## WRITTEN EXERCISE:
Check every line below for the word "What" and copy the ones that have it.

* START EXCERPTED DATA *

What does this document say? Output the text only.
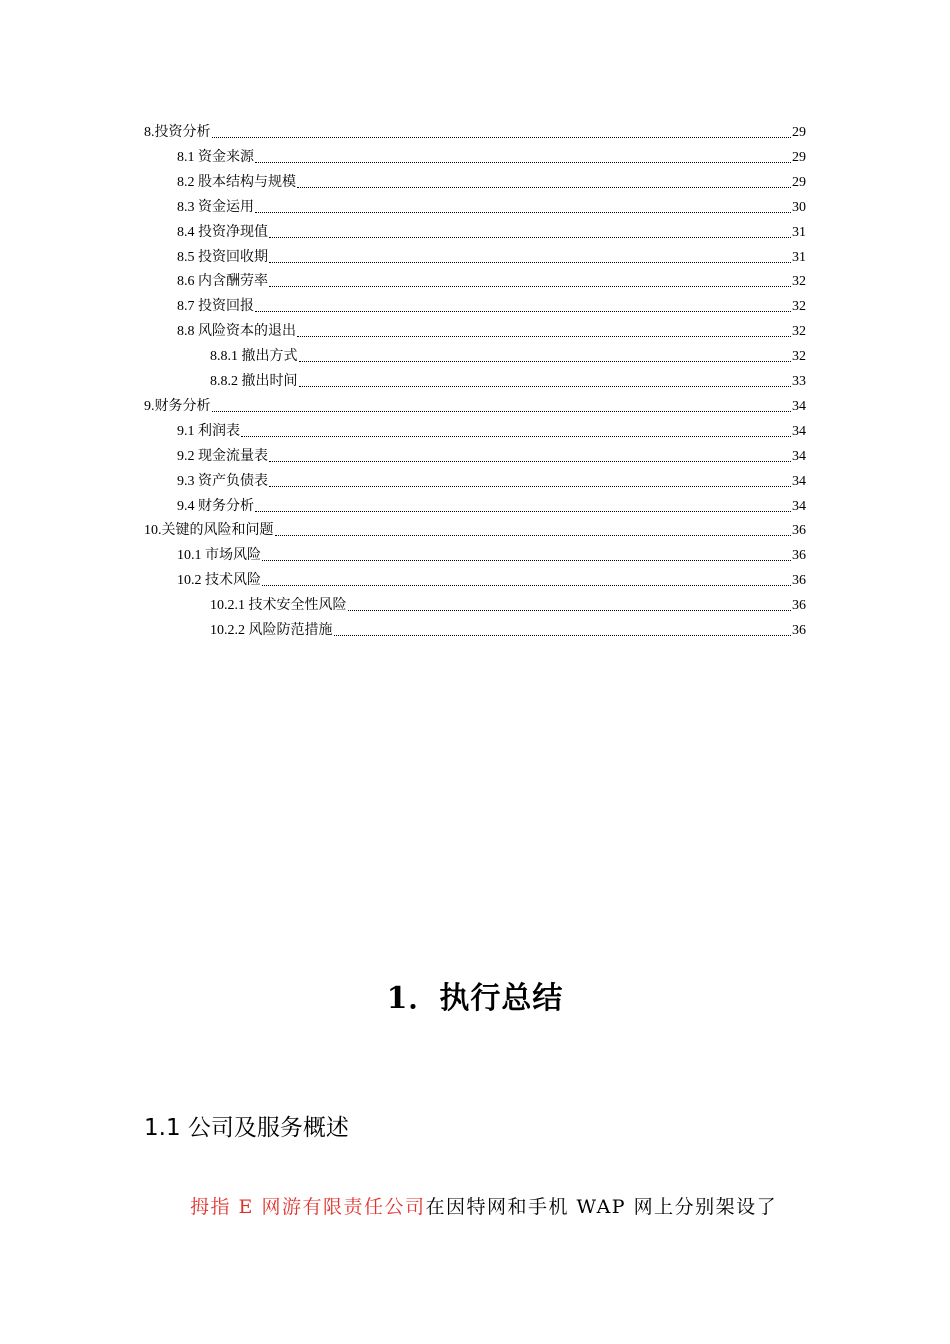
8.投资分析	29
8.1 资金来源	29
8.2 股本结构与规模	29
8.3 资金运用	30
8.4 投资净现值	31
8.5 投资回收期	31
8.6 内含酬劳率	32
8.7 投资回报	32
8.8 风险资本的退出	32
8.8.1 撤出方式	32
8.8.2 撤出时间	33
9.财务分析	34
9.1 利润表	34
9.2 现金流量表	34
9.3 资产负债表	34
9.4 财务分析	34
10.关键的风险和问题	36
10.1 市场风险	36
10.2 技术风险	36
10.2.1 技术安全性风险	36
10.2.2 风险防范措施	36
1．执行总结
1.1 公司及服务概述
拇指 E 网游有限责任公司在因特网和手机 WAP 网上分别架设了
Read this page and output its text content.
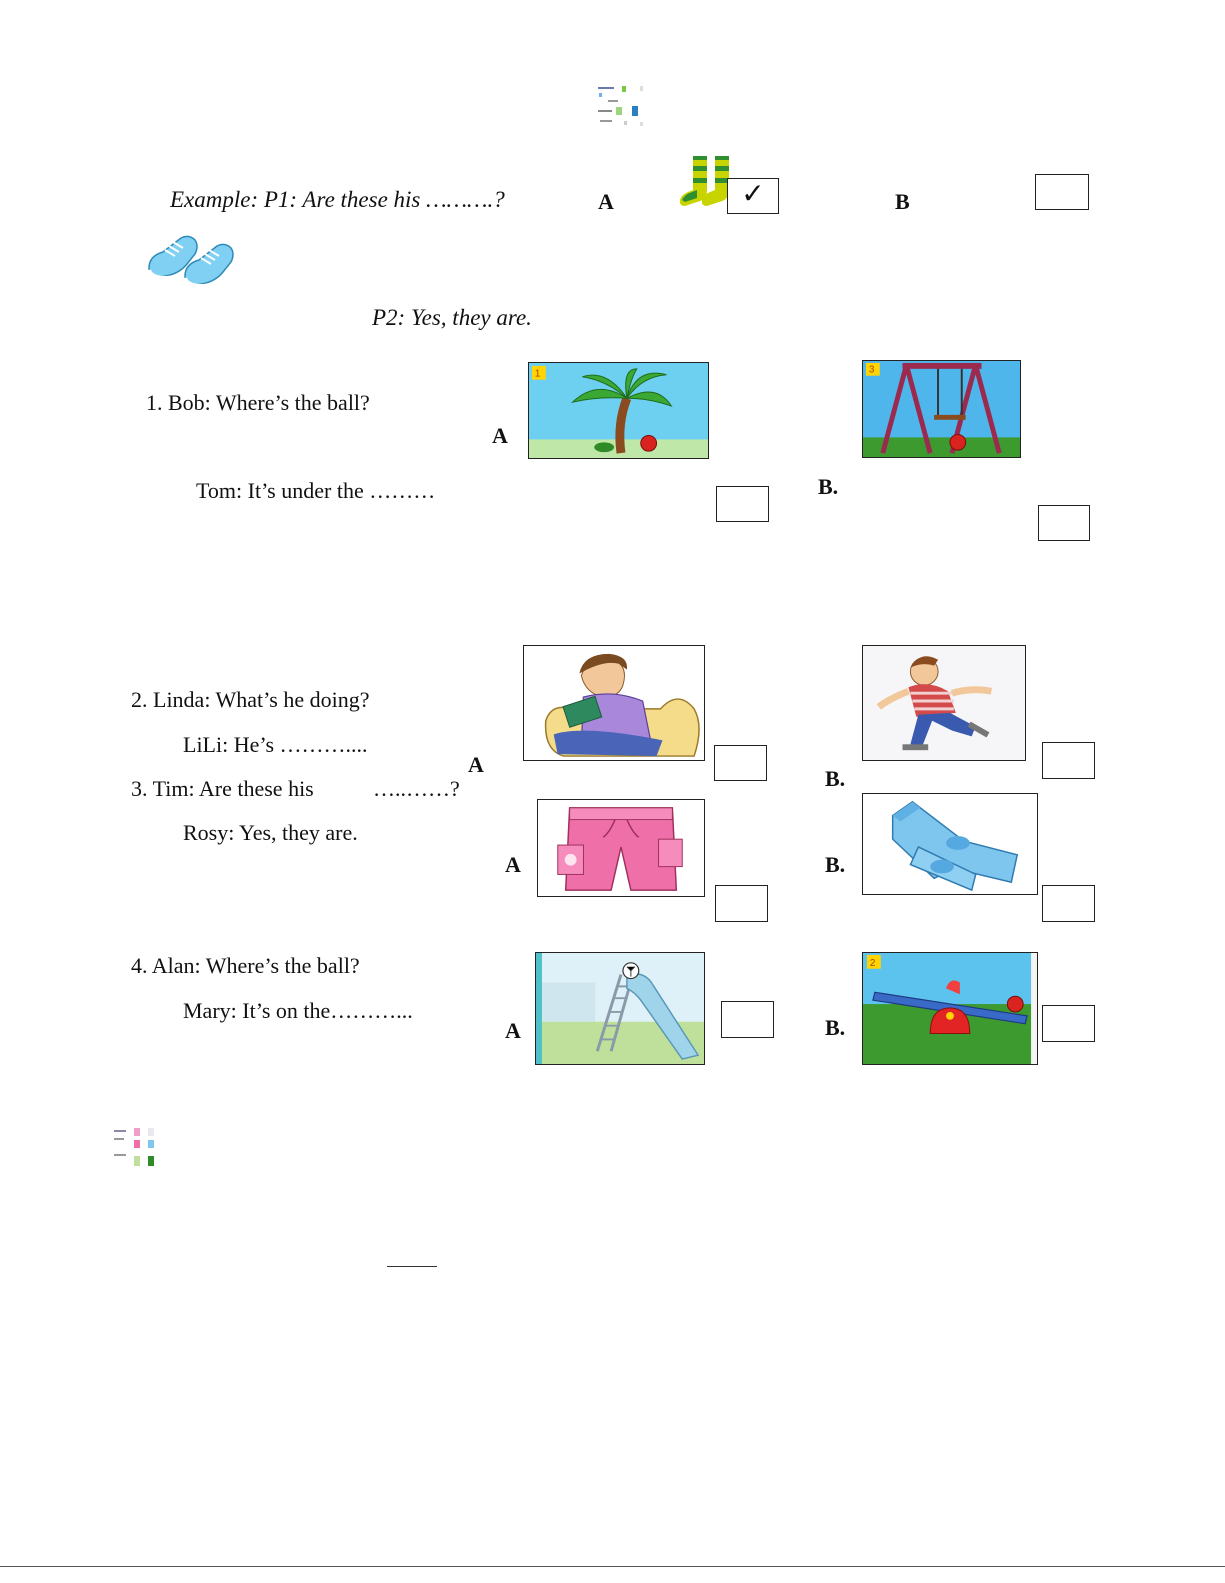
Example: P1: Are these his ……….?	A	✓	B
P2: Yes, they are.
1. Bob: Where’s the ball?
Tom: It’s under the ………
A
1	3
B.
2. Linda: What’s he doing?
LiLi: He’s ………....
A
B.
3. Tim: Are these his	…..……?
Rosy: Yes, they are.
A	B.
4. Alan: Where’s the ball?
Mary: It’s on the………...
A
2
B.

* END EXCERPTED DATA *

## TASK ANSWER:
What does this document say? Output the text only.
2. Linda: What’s he doing?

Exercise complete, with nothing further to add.